Excerpts from a figure dataset

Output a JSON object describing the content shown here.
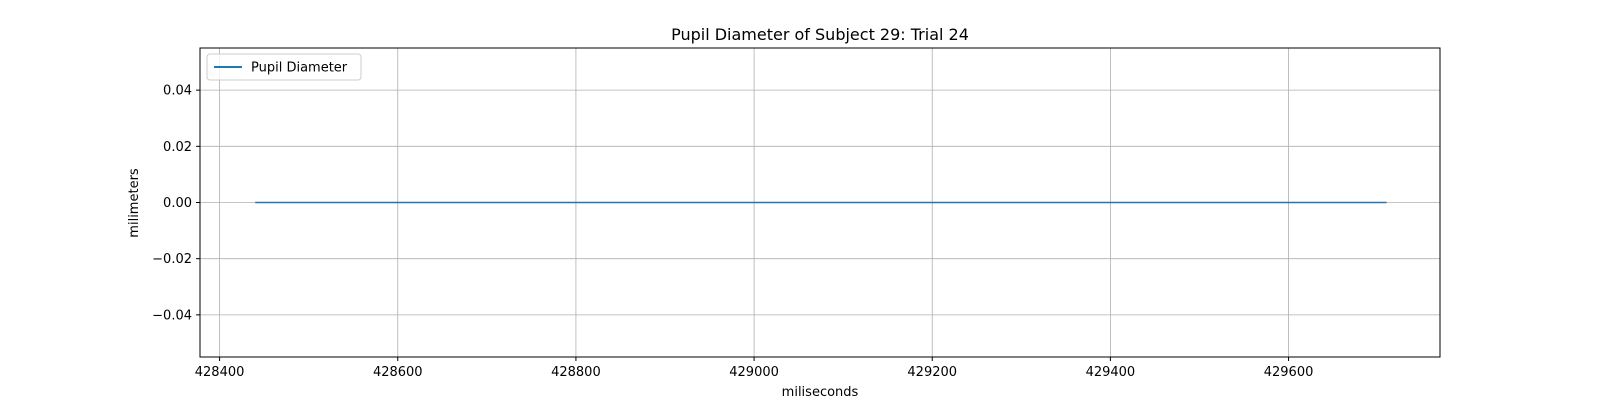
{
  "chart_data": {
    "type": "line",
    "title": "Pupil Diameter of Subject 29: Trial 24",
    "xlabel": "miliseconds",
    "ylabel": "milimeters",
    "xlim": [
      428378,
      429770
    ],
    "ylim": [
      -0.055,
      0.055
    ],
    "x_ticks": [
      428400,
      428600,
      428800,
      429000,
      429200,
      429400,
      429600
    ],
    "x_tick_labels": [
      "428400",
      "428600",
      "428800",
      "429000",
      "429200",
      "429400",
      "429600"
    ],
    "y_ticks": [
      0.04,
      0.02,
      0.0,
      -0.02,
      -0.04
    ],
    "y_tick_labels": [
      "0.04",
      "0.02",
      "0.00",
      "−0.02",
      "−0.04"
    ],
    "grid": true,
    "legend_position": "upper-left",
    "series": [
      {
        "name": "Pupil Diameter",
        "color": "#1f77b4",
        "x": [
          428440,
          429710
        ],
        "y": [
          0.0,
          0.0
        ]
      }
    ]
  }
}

...

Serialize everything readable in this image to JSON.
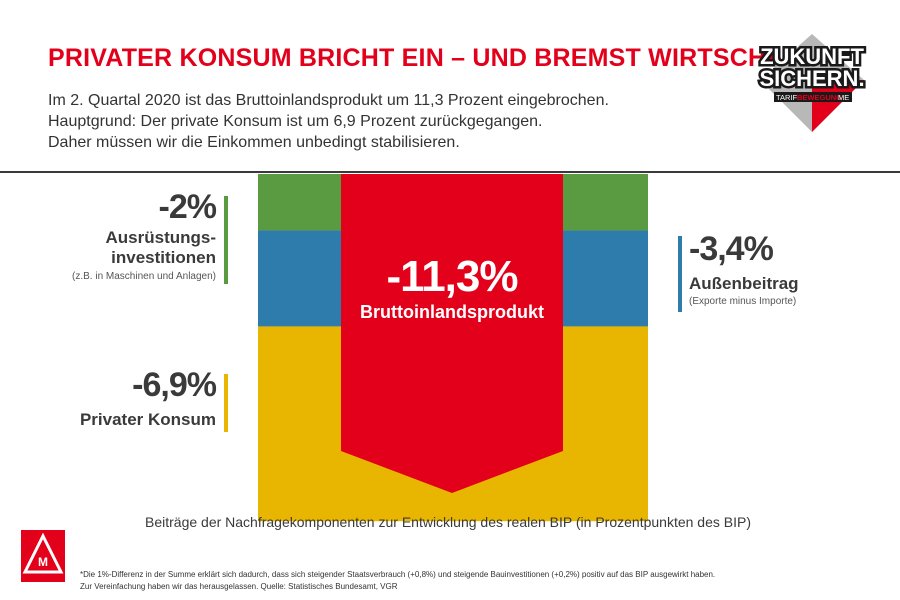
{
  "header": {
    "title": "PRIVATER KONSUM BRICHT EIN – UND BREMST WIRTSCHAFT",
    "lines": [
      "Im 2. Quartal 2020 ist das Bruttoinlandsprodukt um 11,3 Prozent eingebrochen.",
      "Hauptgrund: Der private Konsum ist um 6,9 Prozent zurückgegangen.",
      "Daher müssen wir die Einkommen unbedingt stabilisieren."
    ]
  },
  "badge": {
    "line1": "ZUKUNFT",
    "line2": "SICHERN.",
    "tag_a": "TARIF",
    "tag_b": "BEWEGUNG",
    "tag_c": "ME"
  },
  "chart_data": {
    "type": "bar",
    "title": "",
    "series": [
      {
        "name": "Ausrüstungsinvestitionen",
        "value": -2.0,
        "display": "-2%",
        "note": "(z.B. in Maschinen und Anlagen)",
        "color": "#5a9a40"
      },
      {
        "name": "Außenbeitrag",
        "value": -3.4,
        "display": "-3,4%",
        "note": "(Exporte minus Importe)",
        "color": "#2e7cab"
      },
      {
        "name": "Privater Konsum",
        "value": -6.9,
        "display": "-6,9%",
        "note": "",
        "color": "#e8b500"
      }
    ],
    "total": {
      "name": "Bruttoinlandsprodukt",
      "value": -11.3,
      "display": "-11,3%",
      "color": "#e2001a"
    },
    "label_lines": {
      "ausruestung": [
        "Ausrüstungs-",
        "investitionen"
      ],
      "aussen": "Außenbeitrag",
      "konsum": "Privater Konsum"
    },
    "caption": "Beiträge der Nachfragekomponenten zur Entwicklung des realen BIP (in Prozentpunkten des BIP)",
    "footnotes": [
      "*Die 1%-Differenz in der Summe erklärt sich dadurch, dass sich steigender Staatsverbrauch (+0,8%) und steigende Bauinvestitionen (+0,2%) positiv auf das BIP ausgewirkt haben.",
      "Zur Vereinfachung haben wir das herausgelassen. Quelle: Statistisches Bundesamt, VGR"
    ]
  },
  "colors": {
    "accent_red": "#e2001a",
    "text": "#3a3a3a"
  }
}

Work to do: Each line that holds the string "JSON" counts once; give the total and nothing else.

Complete answer: 2